All of the records below need to be copied exactly.

====== Material provided ======

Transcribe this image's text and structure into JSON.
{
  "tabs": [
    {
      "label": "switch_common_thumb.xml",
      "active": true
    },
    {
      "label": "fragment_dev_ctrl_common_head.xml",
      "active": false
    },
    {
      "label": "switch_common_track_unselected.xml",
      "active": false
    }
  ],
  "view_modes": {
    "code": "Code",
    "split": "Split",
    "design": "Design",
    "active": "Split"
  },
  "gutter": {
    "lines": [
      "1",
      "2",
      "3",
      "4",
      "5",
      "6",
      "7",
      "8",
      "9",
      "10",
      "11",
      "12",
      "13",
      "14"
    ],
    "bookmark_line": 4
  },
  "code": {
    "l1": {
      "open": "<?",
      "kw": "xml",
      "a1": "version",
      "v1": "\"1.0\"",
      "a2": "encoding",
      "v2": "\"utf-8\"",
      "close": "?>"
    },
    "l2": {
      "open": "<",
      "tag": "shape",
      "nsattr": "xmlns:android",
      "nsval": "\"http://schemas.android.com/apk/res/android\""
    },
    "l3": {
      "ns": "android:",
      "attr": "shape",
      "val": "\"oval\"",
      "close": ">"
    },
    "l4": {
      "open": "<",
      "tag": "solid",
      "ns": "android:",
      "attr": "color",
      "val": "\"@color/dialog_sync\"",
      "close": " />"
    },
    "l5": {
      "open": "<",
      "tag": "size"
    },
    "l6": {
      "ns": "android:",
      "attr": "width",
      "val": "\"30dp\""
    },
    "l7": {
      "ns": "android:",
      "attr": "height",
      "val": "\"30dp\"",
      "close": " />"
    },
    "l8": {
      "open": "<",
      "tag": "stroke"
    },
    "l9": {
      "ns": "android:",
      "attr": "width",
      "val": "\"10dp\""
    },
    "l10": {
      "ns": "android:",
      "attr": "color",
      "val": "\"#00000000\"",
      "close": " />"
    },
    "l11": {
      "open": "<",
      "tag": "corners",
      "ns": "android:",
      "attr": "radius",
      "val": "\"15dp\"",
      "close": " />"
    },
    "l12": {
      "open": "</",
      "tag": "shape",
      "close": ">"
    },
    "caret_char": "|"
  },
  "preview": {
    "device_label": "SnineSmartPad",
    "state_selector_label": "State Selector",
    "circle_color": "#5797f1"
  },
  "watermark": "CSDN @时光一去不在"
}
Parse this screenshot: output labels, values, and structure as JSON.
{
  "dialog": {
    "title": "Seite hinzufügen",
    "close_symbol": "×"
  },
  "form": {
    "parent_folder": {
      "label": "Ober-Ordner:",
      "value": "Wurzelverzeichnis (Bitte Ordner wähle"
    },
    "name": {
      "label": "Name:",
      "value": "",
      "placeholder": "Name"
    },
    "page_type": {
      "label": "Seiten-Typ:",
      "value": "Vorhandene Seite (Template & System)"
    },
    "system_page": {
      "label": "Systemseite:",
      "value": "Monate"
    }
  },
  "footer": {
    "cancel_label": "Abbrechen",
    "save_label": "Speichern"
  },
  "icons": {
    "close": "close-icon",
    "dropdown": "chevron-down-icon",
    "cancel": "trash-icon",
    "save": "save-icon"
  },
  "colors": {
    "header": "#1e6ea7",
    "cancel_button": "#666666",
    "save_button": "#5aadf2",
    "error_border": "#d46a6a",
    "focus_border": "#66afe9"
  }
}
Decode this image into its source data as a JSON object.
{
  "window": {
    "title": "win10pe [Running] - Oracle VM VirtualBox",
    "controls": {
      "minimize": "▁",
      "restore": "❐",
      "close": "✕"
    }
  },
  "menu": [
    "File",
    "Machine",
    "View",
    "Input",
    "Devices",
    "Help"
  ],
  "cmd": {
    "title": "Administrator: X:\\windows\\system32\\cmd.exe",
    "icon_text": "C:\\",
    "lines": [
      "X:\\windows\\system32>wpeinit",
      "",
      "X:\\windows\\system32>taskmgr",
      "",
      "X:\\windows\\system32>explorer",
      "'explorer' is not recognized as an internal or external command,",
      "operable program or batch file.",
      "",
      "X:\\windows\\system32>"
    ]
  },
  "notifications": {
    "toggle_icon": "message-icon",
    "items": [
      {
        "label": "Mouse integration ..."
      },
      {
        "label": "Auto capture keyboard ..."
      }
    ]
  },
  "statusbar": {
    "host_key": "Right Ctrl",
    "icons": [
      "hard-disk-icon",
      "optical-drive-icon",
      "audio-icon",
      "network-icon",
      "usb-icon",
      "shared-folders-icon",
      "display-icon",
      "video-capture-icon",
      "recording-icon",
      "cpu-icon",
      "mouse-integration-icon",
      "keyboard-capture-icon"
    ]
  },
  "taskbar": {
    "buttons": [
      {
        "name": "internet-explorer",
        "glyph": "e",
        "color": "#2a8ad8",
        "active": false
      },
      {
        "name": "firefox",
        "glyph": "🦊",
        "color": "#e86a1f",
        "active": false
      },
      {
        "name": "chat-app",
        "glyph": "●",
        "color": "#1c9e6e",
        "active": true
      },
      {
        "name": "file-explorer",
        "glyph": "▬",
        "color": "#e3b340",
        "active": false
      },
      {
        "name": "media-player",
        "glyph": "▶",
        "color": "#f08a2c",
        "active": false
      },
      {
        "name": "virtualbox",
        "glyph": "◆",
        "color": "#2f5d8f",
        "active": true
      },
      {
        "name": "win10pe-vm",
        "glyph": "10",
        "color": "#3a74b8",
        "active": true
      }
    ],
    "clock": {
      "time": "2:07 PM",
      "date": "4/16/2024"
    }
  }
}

======

### Answer to the problem
Transcribe this image's text and structure into JSON.
{
  "tabs": [
    {
      "label": "switch_common_thumb.xml",
      "active": true
    },
    {
      "label": "fragment_dev_ctrl_common_head.xml",
      "active": false
    },
    {
      "label": "switch_common_track_unselected.xml",
      "active": false
    }
  ],
  "view_modes": {
    "code": "Code",
    "split": "Split",
    "design": "Design",
    "active": "Split"
  },
  "gutter": {
    "lines": [
      "1",
      "2",
      "3",
      "4",
      "5",
      "6",
      "7",
      "8",
      "9",
      "10",
      "11",
      "12",
      "13",
      "14"
    ],
    "bookmark_line": 4
  },
  "code": {
    "l1": {
      "open": "<?",
      "kw": "xml",
      "a1": "version",
      "v1": "\"1.0\"",
      "a2": "encoding",
      "v2": "\"utf-8\"",
      "close": "?>"
    },
    "l2": {
      "open": "<",
      "tag": "shape",
      "nsattr": "xmlns:android",
      "nsval": "\"http://schemas.android.com/apk/res/android\""
    },
    "l3": {
      "ns": "android:",
      "attr": "shape",
      "val": "\"oval\"",
      "close": ">"
    },
    "l4": {
      "open": "<",
      "tag": "solid",
      "ns": "android:",
      "attr": "color",
      "val": "\"@color/dialog_sync\"",
      "close": " />"
    },
    "l5": {
      "open": "<",
      "tag": "size"
    },
    "l6": {
      "ns": "android:",
      "attr": "width",
      "val": "\"30dp\""
    },
    "l7": {
      "ns": "android:",
      "attr": "height",
      "val": "\"30dp\"",
      "close": " />"
    },
    "l8": {
      "open": "<",
      "tag": "stroke"
    },
    "l9": {
      "ns": "android:",
      "attr": "width",
      "val": "\"10dp\""
    },
    "l10": {
      "ns": "android:",
      "attr": "color",
      "val": "\"#00000000\"",
      "close": " />"
    },
    "l11": {
      "open": "<",
      "tag": "corners",
      "ns": "android:",
      "attr": "radius",
      "val": "\"15dp\"",
      "close": " />"
    },
    "l12": {
      "open": "</",
      "tag": "shape",
      "close": ">"
    },
    "caret_char": "|"
  },
  "preview": {
    "device_label": "SnineSmartPad",
    "state_selector_label": "State Selector",
    "circle_color": "#5797f1"
  },
  "watermark": "CSDN @时光一去不在"
}
Parse this screenshot: output labels, values, and structure as JSON.
{
  "dialog": {
    "title": "Seite hinzufügen",
    "close_symbol": "×"
  },
  "form": {
    "parent_folder": {
      "label": "Ober-Ordner:",
      "value": "Wurzelverzeichnis (Bitte Ordner wähle"
    },
    "name": {
      "label": "Name:",
      "value": "",
      "placeholder": "Name"
    },
    "page_type": {
      "label": "Seiten-Typ:",
      "value": "Vorhandene Seite (Template & System)"
    },
    "system_page": {
      "label": "Systemseite:",
      "value": "Monate"
    }
  },
  "footer": {
    "cancel_label": "Abbrechen",
    "save_label": "Speichern"
  },
  "icons": {
    "close": "close-icon",
    "dropdown": "chevron-down-icon",
    "cancel": "trash-icon",
    "save": "save-icon"
  },
  "colors": {
    "header": "#1e6ea7",
    "cancel_button": "#666666",
    "save_button": "#5aadf2",
    "error_border": "#d46a6a",
    "focus_border": "#66afe9"
  }
}
Decode this image into its source data as a JSON object.
{
  "window": {
    "title": "win10pe [Running] - Oracle VM VirtualBox",
    "controls": {
      "minimize": "▁",
      "restore": "❐",
      "close": "✕"
    }
  },
  "menu": [
    "File",
    "Machine",
    "View",
    "Input",
    "Devices",
    "Help"
  ],
  "cmd": {
    "title": "Administrator: X:\\windows\\system32\\cmd.exe",
    "icon_text": "C:\\",
    "lines": [
      "X:\\windows\\system32>wpeinit",
      "",
      "X:\\windows\\system32>taskmgr",
      "",
      "X:\\windows\\system32>explorer",
      "'explorer' is not recognized as an internal or external command,",
      "operable program or batch file.",
      "",
      "X:\\windows\\system32>"
    ]
  },
  "notifications": {
    "toggle_icon": "message-icon",
    "items": [
      {
        "label": "Mouse integration ..."
      },
      {
        "label": "Auto capture keyboard ..."
      }
    ]
  },
  "statusbar": {
    "host_key": "Right Ctrl",
    "icons": [
      "hard-disk-icon",
      "optical-drive-icon",
      "audio-icon",
      "network-icon",
      "usb-icon",
      "shared-folders-icon",
      "display-icon",
      "video-capture-icon",
      "recording-icon",
      "cpu-icon",
      "mouse-integration-icon",
      "keyboard-capture-icon"
    ]
  },
  "taskbar": {
    "buttons": [
      {
        "name": "internet-explorer",
        "glyph": "e",
        "color": "#2a8ad8",
        "active": false
      },
      {
        "name": "firefox",
        "glyph": "🦊",
        "color": "#e86a1f",
        "active": false
      },
      {
        "name": "chat-app",
        "glyph": "●",
        "color": "#1c9e6e",
        "active": true
      },
      {
        "name": "file-explorer",
        "glyph": "▬",
        "color": "#e3b340",
        "active": false
      },
      {
        "name": "media-player",
        "glyph": "▶",
        "color": "#f08a2c",
        "active": false
      },
      {
        "name": "virtualbox",
        "glyph": "◆",
        "color": "#2f5d8f",
        "active": true
      },
      {
        "name": "win10pe-vm",
        "glyph": "10",
        "color": "#3a74b8",
        "active": true
      }
    ],
    "clock": {
      "time": "2:07 PM",
      "date": "4/16/2024"
    }
  }
}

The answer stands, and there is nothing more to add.